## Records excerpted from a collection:
--- begin ---

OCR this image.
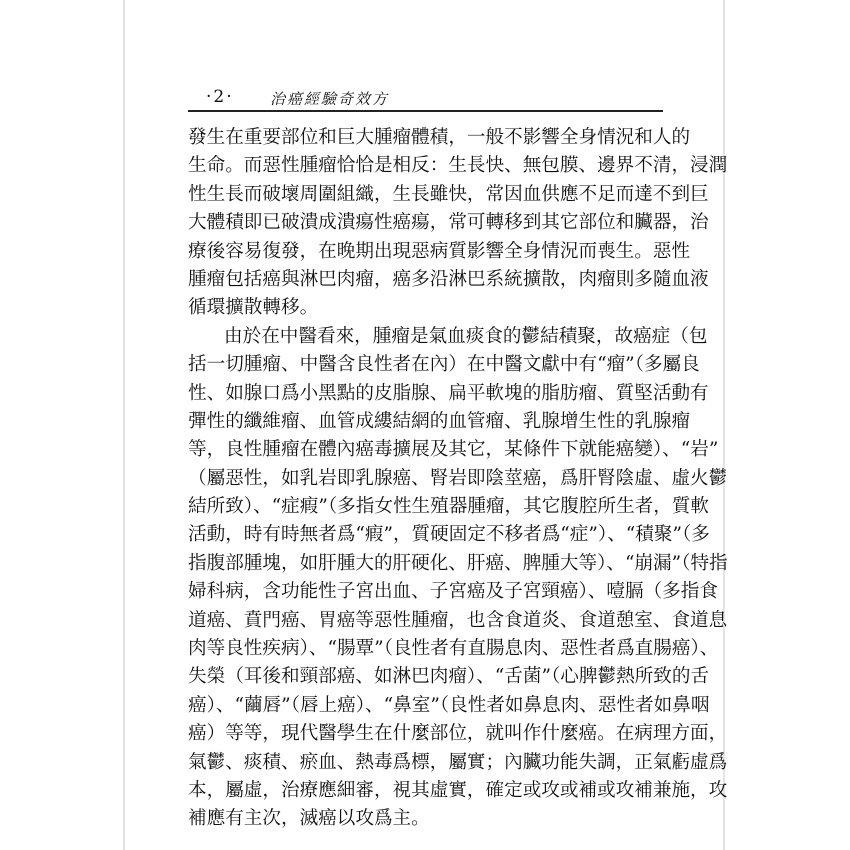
·2· 治癌經驗奇效方
發生在重要部位和巨大腫瘤體積，一般不影響全身情況和人的
生命。而惡性腫瘤恰恰是相反：生長快、無包膜、邊界不清，浸潤
性生長而破壞周圍組織，生長雖快，常因血供應不足而達不到巨
大體積即已破潰成潰瘍性癌瘍，常可轉移到其它部位和臟器，治
療後容易復發，在晚期出現惡病質影響全身情況而喪生。惡性
腫瘤包括癌與淋巴肉瘤，癌多沿淋巴系統擴散，肉瘤則多隨血液
循環擴散轉移。
由於在中醫看來，腫瘤是氣血痰食的鬱結積聚，故癌症（包
括一切腫瘤、中醫含良性者在內）在中醫文獻中有“瘤”（多屬良
性、如腺口爲小黑點的皮脂腺、扁平軟塊的脂肪瘤、質堅活動有
彈性的纖維瘤、血管成縷結網的血管瘤、乳腺增生性的乳腺瘤
等，良性腫瘤在體內癌毒擴展及其它，某條件下就能癌變）、“岩”
（屬惡性，如乳岩即乳腺癌、腎岩即陰莖癌，爲肝腎陰虛、虛火鬱
結所致）、“症瘕”（多指女性生殖器腫瘤，其它腹腔所生者，質軟
活動，時有時無者爲“瘕”，質硬固定不移者爲“症”）、“積聚”（多
指腹部腫塊，如肝腫大的肝硬化、肝癌、脾腫大等）、“崩漏”（特指
婦科病，含功能性子宮出血、子宮癌及子宮頸癌）、噎膈（多指食
道癌、賁門癌、胃癌等惡性腫瘤，也含食道炎、食道憩室、食道息
肉等良性疾病）、“腸覃”（良性者有直腸息肉、惡性者爲直腸癌）、
失榮（耳後和頸部癌、如淋巴肉瘤）、“舌菌”（心脾鬱熱所致的舌
癌）、“繭唇”（唇上癌）、“鼻室”（良性者如鼻息肉、惡性者如鼻咽
癌）等等，現代醫學生在什麼部位，就叫作什麼癌。在病理方面，
氣鬱、痰積、瘀血、熱毒爲標，屬實；內臟功能失調，正氣虧虛爲
本，屬虛，治療應細審，視其虛實，確定或攻或補或攻補兼施，攻
補應有主次，滅癌以攻爲主。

--- end ---

## What you are asked to do:
Set down all the entries exactly as they appear, but skip any pictures.

## Result of the task:
OCR this image.
·2· 治癌經驗奇效方
發生在重要部位和巨大腫瘤體積，一般不影響全身情況和人的
生命。而惡性腫瘤恰恰是相反：生長快、無包膜、邊界不清，浸潤
性生長而破壞周圍組織，生長雖快，常因血供應不足而達不到巨
大體積即已破潰成潰瘍性癌瘍，常可轉移到其它部位和臟器，治
療後容易復發，在晚期出現惡病質影響全身情況而喪生。惡性
腫瘤包括癌與淋巴肉瘤，癌多沿淋巴系統擴散，肉瘤則多隨血液
循環擴散轉移。
由於在中醫看來，腫瘤是氣血痰食的鬱結積聚，故癌症（包
括一切腫瘤、中醫含良性者在內）在中醫文獻中有“瘤”（多屬良
性、如腺口爲小黑點的皮脂腺、扁平軟塊的脂肪瘤、質堅活動有
彈性的纖維瘤、血管成縷結網的血管瘤、乳腺增生性的乳腺瘤
等，良性腫瘤在體內癌毒擴展及其它，某條件下就能癌變）、“岩”
（屬惡性，如乳岩即乳腺癌、腎岩即陰莖癌，爲肝腎陰虛、虛火鬱
結所致）、“症瘕”（多指女性生殖器腫瘤，其它腹腔所生者，質軟
活動，時有時無者爲“瘕”，質硬固定不移者爲“症”）、“積聚”（多
指腹部腫塊，如肝腫大的肝硬化、肝癌、脾腫大等）、“崩漏”（特指
婦科病，含功能性子宮出血、子宮癌及子宮頸癌）、噎膈（多指食
道癌、賁門癌、胃癌等惡性腫瘤，也含食道炎、食道憩室、食道息
肉等良性疾病）、“腸覃”（良性者有直腸息肉、惡性者爲直腸癌）、
失榮（耳後和頸部癌、如淋巴肉瘤）、“舌菌”（心脾鬱熱所致的舌
癌）、“繭唇”（唇上癌）、“鼻室”（良性者如鼻息肉、惡性者如鼻咽
癌）等等，現代醫學生在什麼部位，就叫作什麼癌。在病理方面，
氣鬱、痰積、瘀血、熱毒爲標，屬實；內臟功能失調，正氣虧虛爲
本，屬虛，治療應細審，視其虛實，確定或攻或補或攻補兼施，攻
補應有主次，滅癌以攻爲主。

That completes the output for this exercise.